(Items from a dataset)

>> START

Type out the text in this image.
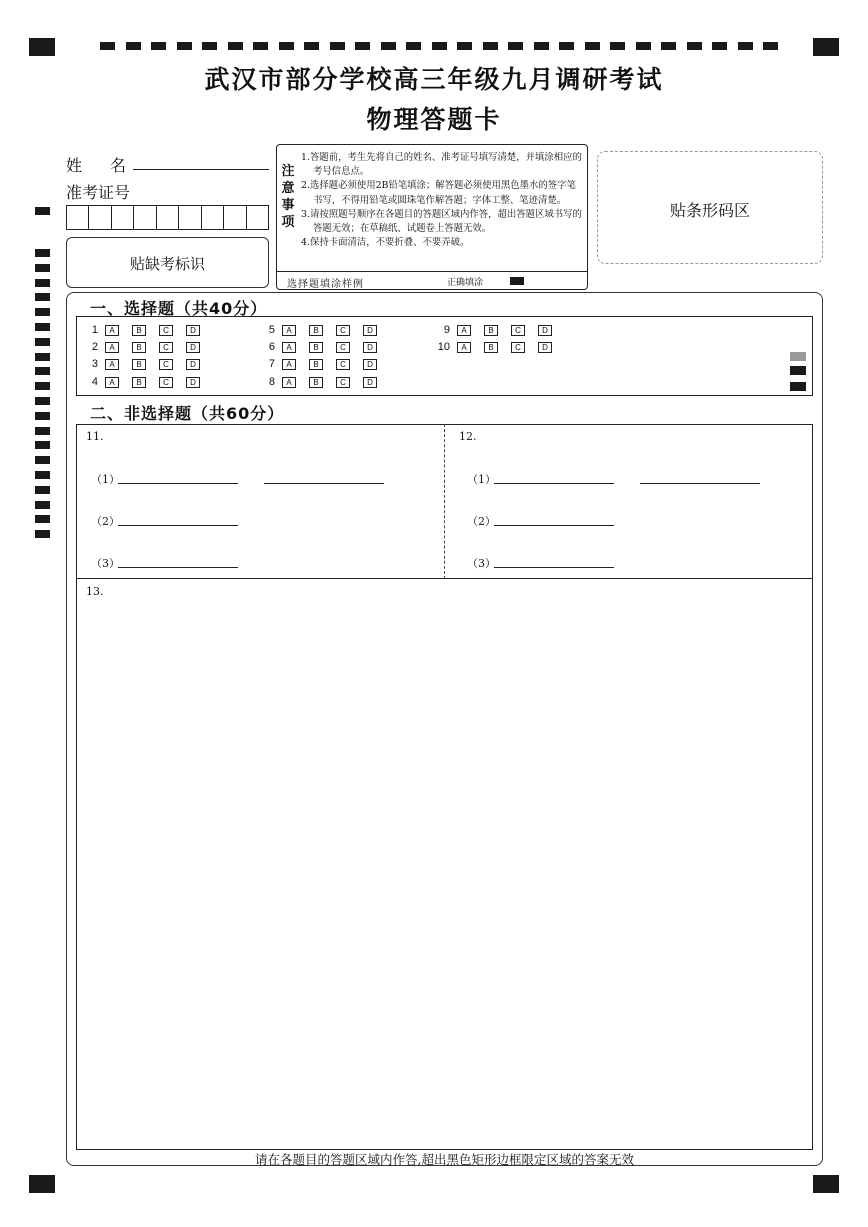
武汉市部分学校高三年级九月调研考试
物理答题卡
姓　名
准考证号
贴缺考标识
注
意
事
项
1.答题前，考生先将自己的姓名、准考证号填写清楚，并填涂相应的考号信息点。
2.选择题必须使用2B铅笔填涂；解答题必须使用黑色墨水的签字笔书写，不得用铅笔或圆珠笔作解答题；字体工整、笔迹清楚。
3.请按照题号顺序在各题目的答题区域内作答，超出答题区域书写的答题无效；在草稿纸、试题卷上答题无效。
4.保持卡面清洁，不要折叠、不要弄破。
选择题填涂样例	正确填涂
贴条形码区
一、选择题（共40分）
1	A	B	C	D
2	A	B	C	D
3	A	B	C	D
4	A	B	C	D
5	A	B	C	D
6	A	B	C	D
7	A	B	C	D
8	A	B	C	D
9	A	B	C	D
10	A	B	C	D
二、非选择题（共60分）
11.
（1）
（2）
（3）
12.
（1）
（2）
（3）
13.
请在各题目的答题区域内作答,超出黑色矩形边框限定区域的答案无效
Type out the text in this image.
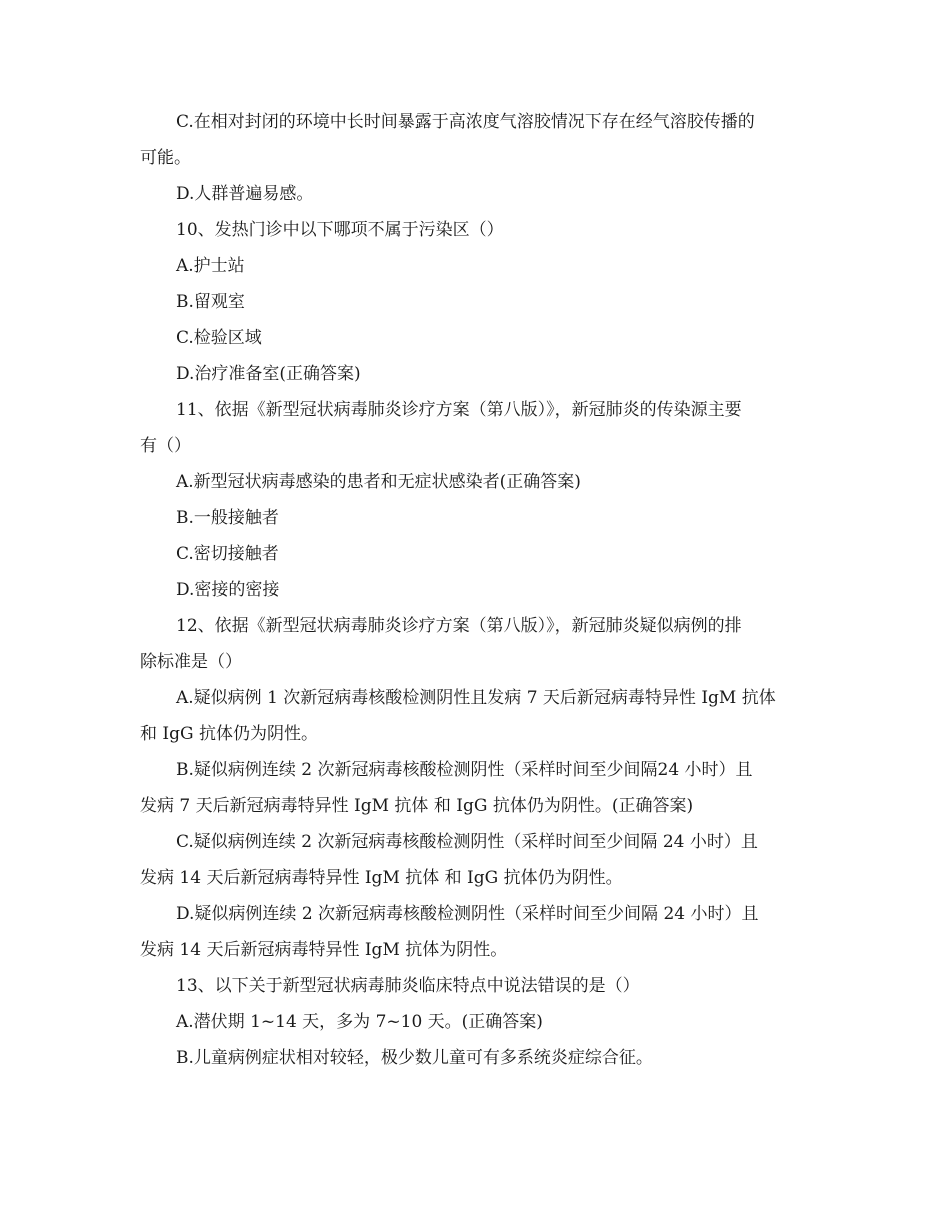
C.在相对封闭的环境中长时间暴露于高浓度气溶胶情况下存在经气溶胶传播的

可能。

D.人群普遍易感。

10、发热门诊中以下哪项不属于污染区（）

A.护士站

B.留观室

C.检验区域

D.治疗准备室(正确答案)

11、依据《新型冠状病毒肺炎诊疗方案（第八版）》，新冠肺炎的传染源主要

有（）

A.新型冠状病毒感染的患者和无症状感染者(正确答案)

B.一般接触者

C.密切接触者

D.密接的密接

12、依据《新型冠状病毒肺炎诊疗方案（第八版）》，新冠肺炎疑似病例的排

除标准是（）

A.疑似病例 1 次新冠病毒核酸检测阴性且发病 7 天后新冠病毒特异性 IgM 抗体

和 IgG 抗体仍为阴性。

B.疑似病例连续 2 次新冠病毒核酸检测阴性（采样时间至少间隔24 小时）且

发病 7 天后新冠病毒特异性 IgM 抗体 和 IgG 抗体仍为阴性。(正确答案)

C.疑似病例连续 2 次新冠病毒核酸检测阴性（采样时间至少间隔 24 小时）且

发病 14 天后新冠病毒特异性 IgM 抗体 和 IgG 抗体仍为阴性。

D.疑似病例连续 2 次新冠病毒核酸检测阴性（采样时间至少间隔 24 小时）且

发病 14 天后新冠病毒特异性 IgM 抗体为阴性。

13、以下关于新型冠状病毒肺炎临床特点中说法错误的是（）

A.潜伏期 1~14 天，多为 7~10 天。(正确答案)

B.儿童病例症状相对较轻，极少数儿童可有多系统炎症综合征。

>> END

Check every line of the material for the string "疑似病例连续" and give the number of lines that have it, without anything else.

3